**Task details:** Copy all the data exactly, except the pictures.

--- begin Information provided ---

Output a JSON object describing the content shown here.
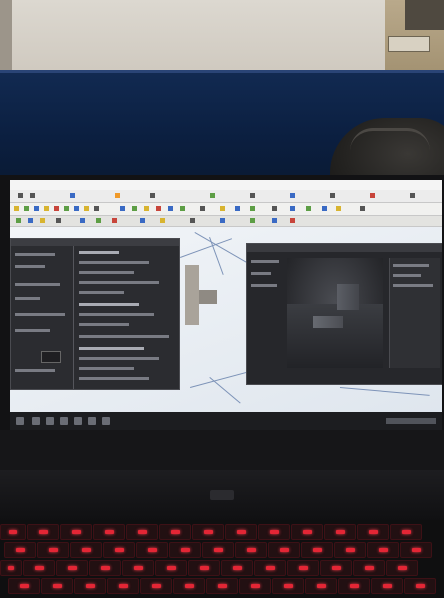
{
  "scene": {
    "type": "photo",
    "subject": "laptop-screen-with-cad-software",
    "colors": {
      "partition": "#0b1f40",
      "keyboard_backlight": "#e32635",
      "viewport": "#e9edf2",
      "panel_dark": "#2b2c30"
    }
  }
}
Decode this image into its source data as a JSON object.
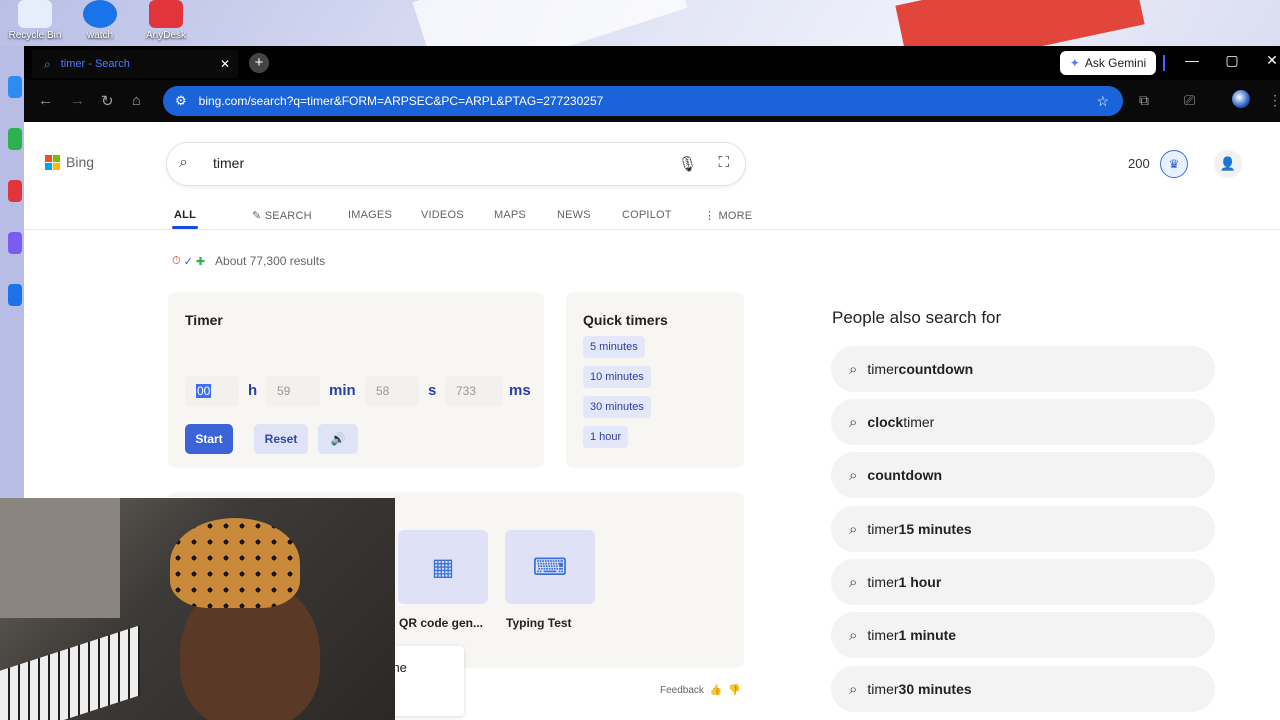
{
  "desktop": {
    "icons": [
      {
        "label": "Recycle Bin",
        "color": "#3a7bd5"
      },
      {
        "label": "watch",
        "color": "#1a73e8"
      },
      {
        "label": "AnyDesk",
        "color": "#e2343b"
      }
    ]
  },
  "browser": {
    "tab": {
      "title": "timer - Search",
      "icon": "bing-favicon"
    },
    "ask_gemini": "Ask Gemini",
    "address": "bing.com/search?q=timer&FORM=ARPSEC&PC=ARPL&PTAG=277230257"
  },
  "bing": {
    "brand": "Bing",
    "query": "timer",
    "points": "200",
    "nav": [
      "ALL",
      "SEARCH",
      "IMAGES",
      "VIDEOS",
      "MAPS",
      "NEWS",
      "COPILOT",
      "MORE"
    ],
    "results_count": "About 77,300 results",
    "timer": {
      "title": "Timer",
      "hours": "00",
      "minutes": "59",
      "seconds": "58",
      "milliseconds": "733",
      "units": {
        "h": "h",
        "min": "min",
        "s": "s",
        "ms": "ms"
      },
      "start_label": "Start",
      "reset_label": "Reset"
    },
    "quick_timers": {
      "title": "Quick timers",
      "items": [
        "5 minutes",
        "10 minutes",
        "30 minutes",
        "1 hour"
      ]
    },
    "tools": [
      {
        "name": "QR code gen...",
        "icon": "qr-code-icon"
      },
      {
        "name": "Typing Test",
        "icon": "keyboard-icon"
      }
    ],
    "tooltip_fragment": "n the",
    "feedback": "Feedback",
    "people_also_search": {
      "title": "People also search for",
      "items": [
        {
          "normal": "timer ",
          "bold": "countdown"
        },
        {
          "bold": "clock",
          "normal": " timer"
        },
        {
          "bold": "countdown",
          "normal": ""
        },
        {
          "normal": "timer ",
          "bold": "15 minutes"
        },
        {
          "normal": "timer ",
          "bold": "1 hour"
        },
        {
          "normal": "timer ",
          "bold": "1 minute"
        },
        {
          "normal": "timer ",
          "bold": "30 minutes"
        }
      ]
    }
  },
  "colors": {
    "accent": "#3d63d8",
    "omnibox": "#1b63d9",
    "brand_blue": "#174ae4"
  }
}
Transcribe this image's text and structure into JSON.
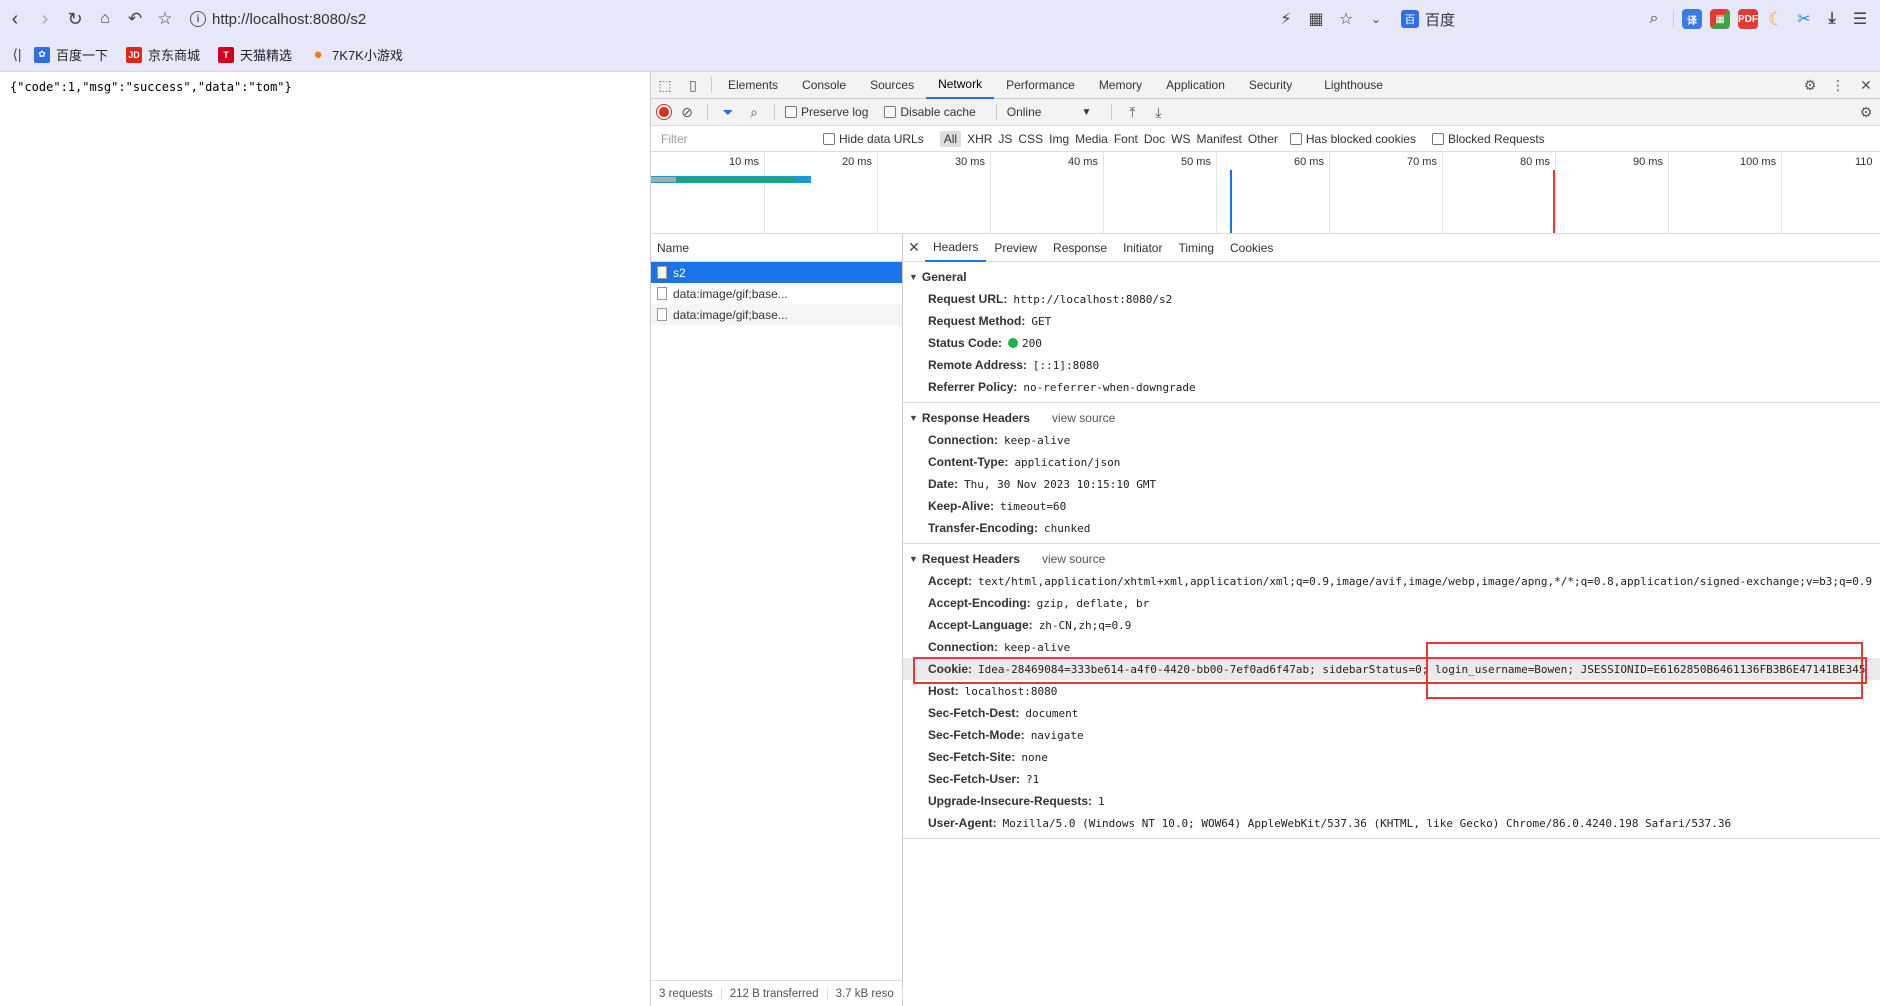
{
  "browser": {
    "url": "http://localhost:8080/s2",
    "search_engine": "百度",
    "bookmarks": [
      {
        "label": "百度一下",
        "icon": "baidu-paw-icon",
        "color": "#2f6fe6",
        "glyph": "🐾"
      },
      {
        "label": "京东商城",
        "icon": "jd-logo-icon",
        "color": "#e1251b",
        "glyph": "JD"
      },
      {
        "label": "天猫精选",
        "icon": "tmall-logo-icon",
        "color": "#d1001f",
        "glyph": "T"
      },
      {
        "label": "7K7K小游戏",
        "icon": "balloon-icon",
        "color": "#f57c00",
        "glyph": "●"
      }
    ]
  },
  "page": {
    "json_text": "{\"code\":1,\"msg\":\"success\",\"data\":\"tom\"}"
  },
  "devtools": {
    "tabs": [
      "Elements",
      "Console",
      "Sources",
      "Network",
      "Performance",
      "Memory",
      "Application",
      "Security",
      "Lighthouse"
    ],
    "active_tab": "Network",
    "toolbar": {
      "preserve_log": "Preserve log",
      "disable_cache": "Disable cache",
      "throttle": "Online"
    },
    "filter": {
      "placeholder": "Filter",
      "hide_data_urls": "Hide data URLs",
      "types": [
        "All",
        "XHR",
        "JS",
        "CSS",
        "Img",
        "Media",
        "Font",
        "Doc",
        "WS",
        "Manifest",
        "Other"
      ],
      "has_blocked_cookies": "Has blocked cookies",
      "blocked_requests": "Blocked Requests"
    },
    "timeline_ticks": [
      "10 ms",
      "20 ms",
      "30 ms",
      "40 ms",
      "50 ms",
      "60 ms",
      "70 ms",
      "80 ms",
      "90 ms",
      "100 ms",
      "110"
    ],
    "name_header": "Name",
    "requests": [
      "s2",
      "data:image/gif;base...",
      "data:image/gif;base..."
    ],
    "footer": {
      "requests": "3 requests",
      "transferred": "212 B transferred",
      "resources": "3.7 kB reso"
    },
    "detail_tabs": [
      "Headers",
      "Preview",
      "Response",
      "Initiator",
      "Timing",
      "Cookies"
    ],
    "general": {
      "title": "General",
      "rows": [
        {
          "key": "Request URL:",
          "value": "http://localhost:8080/s2"
        },
        {
          "key": "Request Method:",
          "value": "GET"
        },
        {
          "key": "Status Code:",
          "value": "200"
        },
        {
          "key": "Remote Address:",
          "value": "[::1]:8080"
        },
        {
          "key": "Referrer Policy:",
          "value": "no-referrer-when-downgrade"
        }
      ]
    },
    "response_headers": {
      "title": "Response Headers",
      "view_source": "view source",
      "rows": [
        {
          "key": "Connection:",
          "value": "keep-alive"
        },
        {
          "key": "Content-Type:",
          "value": "application/json"
        },
        {
          "key": "Date:",
          "value": "Thu, 30 Nov 2023 10:15:10 GMT"
        },
        {
          "key": "Keep-Alive:",
          "value": "timeout=60"
        },
        {
          "key": "Transfer-Encoding:",
          "value": "chunked"
        }
      ]
    },
    "request_headers": {
      "title": "Request Headers",
      "view_source": "view source",
      "rows": [
        {
          "key": "Accept:",
          "value": "text/html,application/xhtml+xml,application/xml;q=0.9,image/avif,image/webp,image/apng,*/*;q=0.8,application/signed-exchange;v=b3;q=0.9"
        },
        {
          "key": "Accept-Encoding:",
          "value": "gzip, deflate, br"
        },
        {
          "key": "Accept-Language:",
          "value": "zh-CN,zh;q=0.9"
        },
        {
          "key": "Connection:",
          "value": "keep-alive"
        },
        {
          "key": "Cookie:",
          "value": "Idea-28469084=333be614-a4f0-4420-bb00-7ef0ad6f47ab; sidebarStatus=0; login_username=Bowen; JSESSIONID=E6162850B6461136FB3B6E47141BE345"
        },
        {
          "key": "Host:",
          "value": "localhost:8080"
        },
        {
          "key": "Sec-Fetch-Dest:",
          "value": "document"
        },
        {
          "key": "Sec-Fetch-Mode:",
          "value": "navigate"
        },
        {
          "key": "Sec-Fetch-Site:",
          "value": "none"
        },
        {
          "key": "Sec-Fetch-User:",
          "value": "?1"
        },
        {
          "key": "Upgrade-Insecure-Requests:",
          "value": "1"
        },
        {
          "key": "User-Agent:",
          "value": "Mozilla/5.0 (Windows NT 10.0; WOW64) AppleWebKit/537.36 (KHTML, like Gecko) Chrome/86.0.4240.198 Safari/537.36"
        }
      ]
    }
  }
}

--- end Information provided ---

**Exercise answer:**
Output a JSON object describing the content shown here.
{
  "scene": {
    "type": "photo",
    "subject": "laptop-screen-with-cad-software",
    "colors": {
      "partition": "#0b1f40",
      "keyboard_backlight": "#e32635",
      "viewport": "#e9edf2",
      "panel_dark": "#2b2c30"
    }
  }
}
Decode this image into its source data as a JSON object.
{
  "desktop": {
    "icons": [
      {
        "label": "Recycle Bin",
        "color": "#3a7bd5"
      },
      {
        "label": "watch",
        "color": "#1a73e8"
      },
      {
        "label": "AnyDesk",
        "color": "#e2343b"
      }
    ]
  },
  "browser": {
    "tab": {
      "title": "timer - Search",
      "icon": "bing-favicon"
    },
    "ask_gemini": "Ask Gemini",
    "address": "bing.com/search?q=timer&FORM=ARPSEC&PC=ARPL&PTAG=277230257"
  },
  "bing": {
    "brand": "Bing",
    "query": "timer",
    "points": "200",
    "nav": [
      "ALL",
      "SEARCH",
      "IMAGES",
      "VIDEOS",
      "MAPS",
      "NEWS",
      "COPILOT",
      "MORE"
    ],
    "results_count": "About 77,300 results",
    "timer": {
      "title": "Timer",
      "hours": "00",
      "minutes": "59",
      "seconds": "58",
      "milliseconds": "733",
      "units": {
        "h": "h",
        "min": "min",
        "s": "s",
        "ms": "ms"
      },
      "start_label": "Start",
      "reset_label": "Reset"
    },
    "quick_timers": {
      "title": "Quick timers",
      "items": [
        "5 minutes",
        "10 minutes",
        "30 minutes",
        "1 hour"
      ]
    },
    "tools": [
      {
        "name": "QR code gen...",
        "icon": "qr-code-icon"
      },
      {
        "name": "Typing Test",
        "icon": "keyboard-icon"
      }
    ],
    "tooltip_fragment": "n the",
    "feedback": "Feedback",
    "people_also_search": {
      "title": "People also search for",
      "items": [
        {
          "normal": "timer ",
          "bold": "countdown"
        },
        {
          "bold": "clock",
          "normal": " timer"
        },
        {
          "bold": "countdown",
          "normal": ""
        },
        {
          "normal": "timer ",
          "bold": "15 minutes"
        },
        {
          "normal": "timer ",
          "bold": "1 hour"
        },
        {
          "normal": "timer ",
          "bold": "1 minute"
        },
        {
          "normal": "timer ",
          "bold": "30 minutes"
        }
      ]
    }
  },
  "colors": {
    "accent": "#3d63d8",
    "omnibox": "#1b63d9",
    "brand_blue": "#174ae4"
  }
}
Transcribe this image's text and structure into JSON.
{
  "browser": {
    "url": "http://localhost:8080/s2",
    "search_engine": "百度",
    "bookmarks": [
      {
        "label": "百度一下",
        "icon": "baidu-paw-icon",
        "color": "#2f6fe6",
        "glyph": "🐾"
      },
      {
        "label": "京东商城",
        "icon": "jd-logo-icon",
        "color": "#e1251b",
        "glyph": "JD"
      },
      {
        "label": "天猫精选",
        "icon": "tmall-logo-icon",
        "color": "#d1001f",
        "glyph": "T"
      },
      {
        "label": "7K7K小游戏",
        "icon": "balloon-icon",
        "color": "#f57c00",
        "glyph": "●"
      }
    ]
  },
  "page": {
    "json_text": "{\"code\":1,\"msg\":\"success\",\"data\":\"tom\"}"
  },
  "devtools": {
    "tabs": [
      "Elements",
      "Console",
      "Sources",
      "Network",
      "Performance",
      "Memory",
      "Application",
      "Security",
      "Lighthouse"
    ],
    "active_tab": "Network",
    "toolbar": {
      "preserve_log": "Preserve log",
      "disable_cache": "Disable cache",
      "throttle": "Online"
    },
    "filter": {
      "placeholder": "Filter",
      "hide_data_urls": "Hide data URLs",
      "types": [
        "All",
        "XHR",
        "JS",
        "CSS",
        "Img",
        "Media",
        "Font",
        "Doc",
        "WS",
        "Manifest",
        "Other"
      ],
      "has_blocked_cookies": "Has blocked cookies",
      "blocked_requests": "Blocked Requests"
    },
    "timeline_ticks": [
      "10 ms",
      "20 ms",
      "30 ms",
      "40 ms",
      "50 ms",
      "60 ms",
      "70 ms",
      "80 ms",
      "90 ms",
      "100 ms",
      "110"
    ],
    "name_header": "Name",
    "requests": [
      "s2",
      "data:image/gif;base...",
      "data:image/gif;base..."
    ],
    "footer": {
      "requests": "3 requests",
      "transferred": "212 B transferred",
      "resources": "3.7 kB reso"
    },
    "detail_tabs": [
      "Headers",
      "Preview",
      "Response",
      "Initiator",
      "Timing",
      "Cookies"
    ],
    "general": {
      "title": "General",
      "rows": [
        {
          "key": "Request URL:",
          "value": "http://localhost:8080/s2"
        },
        {
          "key": "Request Method:",
          "value": "GET"
        },
        {
          "key": "Status Code:",
          "value": "200"
        },
        {
          "key": "Remote Address:",
          "value": "[::1]:8080"
        },
        {
          "key": "Referrer Policy:",
          "value": "no-referrer-when-downgrade"
        }
      ]
    },
    "response_headers": {
      "title": "Response Headers",
      "view_source": "view source",
      "rows": [
        {
          "key": "Connection:",
          "value": "keep-alive"
        },
        {
          "key": "Content-Type:",
          "value": "application/json"
        },
        {
          "key": "Date:",
          "value": "Thu, 30 Nov 2023 10:15:10 GMT"
        },
        {
          "key": "Keep-Alive:",
          "value": "timeout=60"
        },
        {
          "key": "Transfer-Encoding:",
          "value": "chunked"
        }
      ]
    },
    "request_headers": {
      "title": "Request Headers",
      "view_source": "view source",
      "rows": [
        {
          "key": "Accept:",
          "value": "text/html,application/xhtml+xml,application/xml;q=0.9,image/avif,image/webp,image/apng,*/*;q=0.8,application/signed-exchange;v=b3;q=0.9"
        },
        {
          "key": "Accept-Encoding:",
          "value": "gzip, deflate, br"
        },
        {
          "key": "Accept-Language:",
          "value": "zh-CN,zh;q=0.9"
        },
        {
          "key": "Connection:",
          "value": "keep-alive"
        },
        {
          "key": "Cookie:",
          "value": "Idea-28469084=333be614-a4f0-4420-bb00-7ef0ad6f47ab; sidebarStatus=0; login_username=Bowen; JSESSIONID=E6162850B6461136FB3B6E47141BE345"
        },
        {
          "key": "Host:",
          "value": "localhost:8080"
        },
        {
          "key": "Sec-Fetch-Dest:",
          "value": "document"
        },
        {
          "key": "Sec-Fetch-Mode:",
          "value": "navigate"
        },
        {
          "key": "Sec-Fetch-Site:",
          "value": "none"
        },
        {
          "key": "Sec-Fetch-User:",
          "value": "?1"
        },
        {
          "key": "Upgrade-Insecure-Requests:",
          "value": "1"
        },
        {
          "key": "User-Agent:",
          "value": "Mozilla/5.0 (Windows NT 10.0; WOW64) AppleWebKit/537.36 (KHTML, like Gecko) Chrome/86.0.4240.198 Safari/537.36"
        }
      ]
    }
  }
}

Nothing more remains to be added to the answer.